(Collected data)

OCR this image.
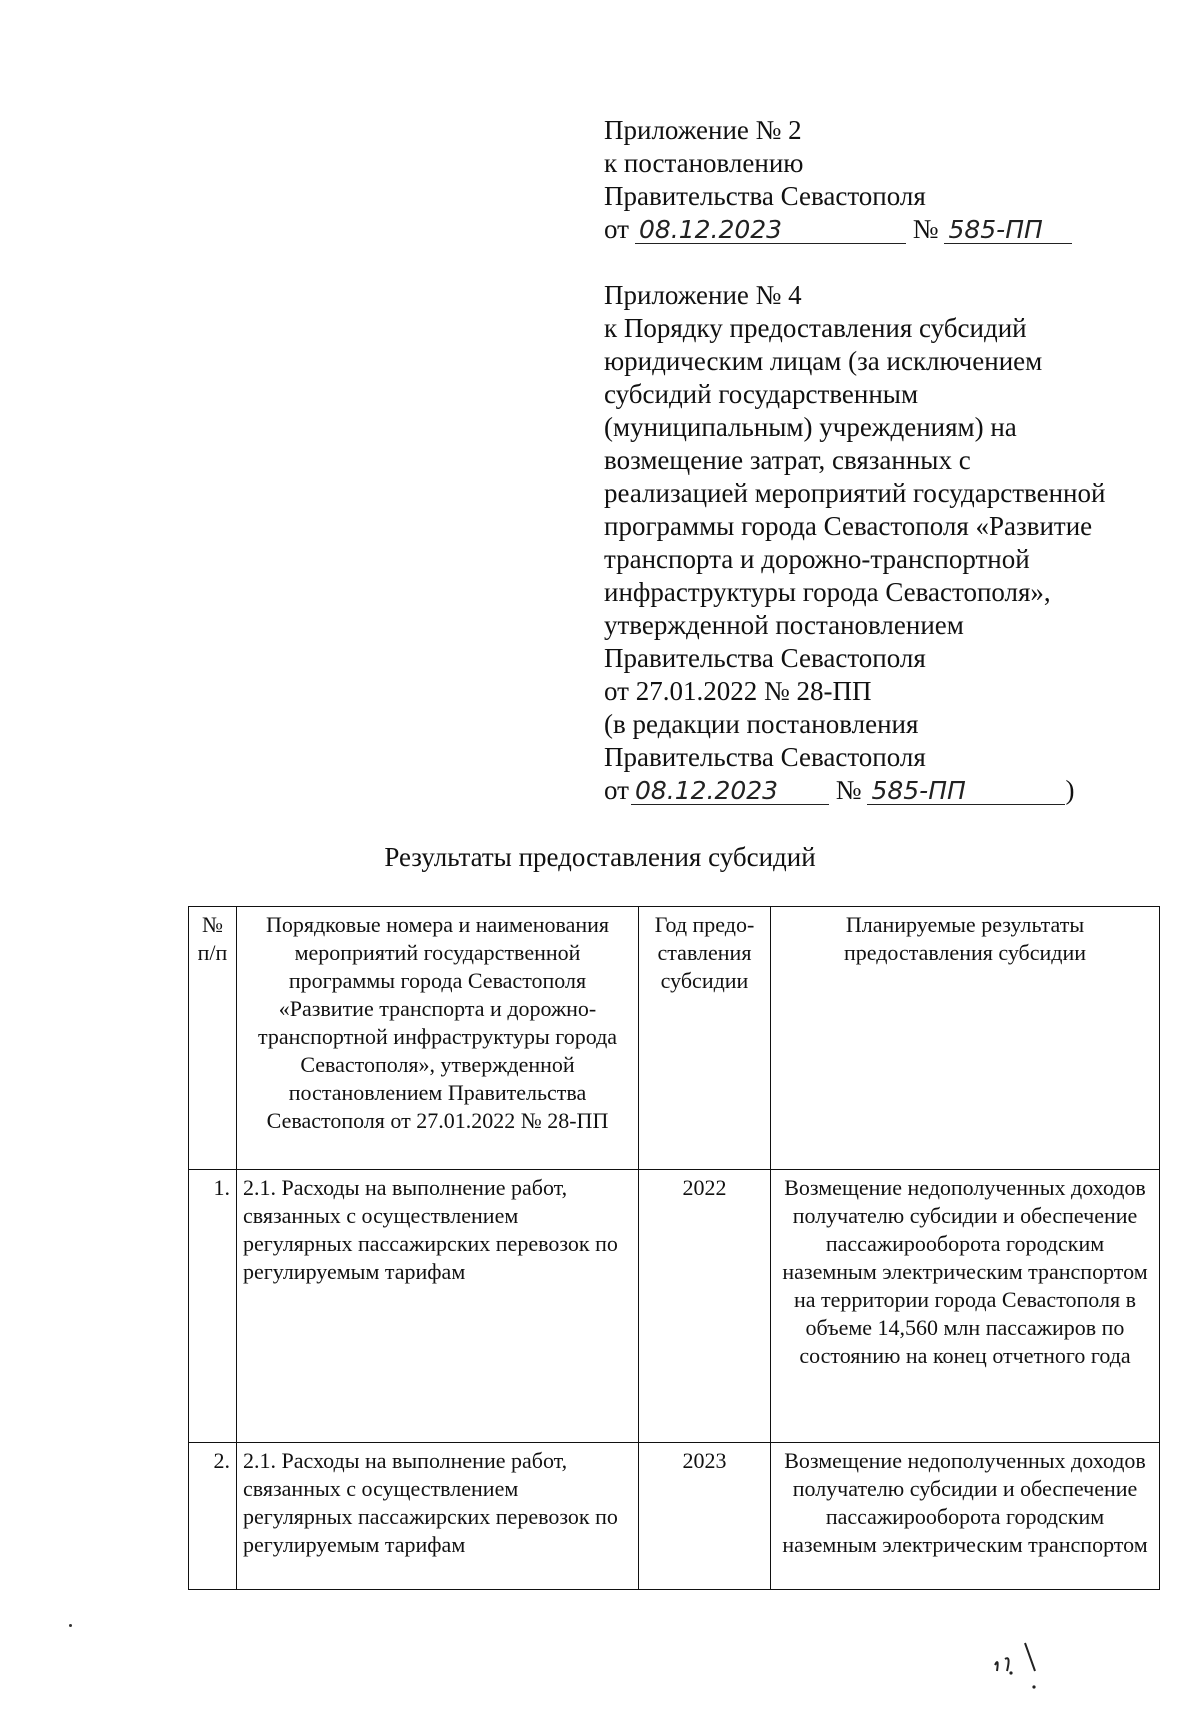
Приложение № 2
к постановлению
Правительства Севастополя
от 08.12.2023	№ 585-ПП
Приложение № 4
к Порядку предоставления субсидий
юридическим лицам (за исключением
субсидий государственным
(муниципальным) учреждениям) на
возмещение затрат, связанных с
реализацией мероприятий государственной
программы города Севастополя «Развитие
транспорта и дорожно-транспортной
инфраструктуры города Севастополя»,
утвержденной постановлением
Правительства Севастополя
от 27.01.2022 № 28-ПП
(в редакции постановления
Правительства Севастополя
от 08.12.2023 № 585-ПП	)
Результаты предоставления субсидий
№ п/п	Порядковые номера и наименования мероприятий государственной программы города Севастополя «Развитие транспорта и дорожно-транспортной инфраструктуры города Севастополя», утвержденной постановлением Правительства Севастополя от 27.01.2022 № 28-ПП	Год предо-ставления субсидии	Планируемые результаты предоставления субсидии
1.	2.1. Расходы на выполнение работ, связанных с осуществлением регулярных пассажирских перевозок по регулируемым тарифам	2022	Возмещение недополученных доходов получателю субсидии и обеспечение пассажирооборота городским наземным электрическим транспортом на территории города Севастополя в объеме 14,560 млн пассажиров по состоянию на конец отчетного года
2.	2.1. Расходы на выполнение работ, связанных с осуществлением регулярных пассажирских перевозок по регулируемым тарифам	2023	Возмещение недополученных доходов получателю субсидии и обеспечение пассажирооборота городским наземным электрическим транспортом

EXERCISE AIM> Your task is to gather all lines from the entries above that hold the word "государственной".

ANSWER TO THIS TASK>
реализацией мероприятий государственной
№ п/п	Порядковые номера и наименования мероприятий государственной программы города Севастополя «Развитие транспорта и дорожно-транспортной инфраструктуры города Севастополя», утвержденной постановлением Правительства Севастополя от 27.01.2022 № 28-ПП	Год предо-ставления субсидии	Планируемые результаты предоставления субсидии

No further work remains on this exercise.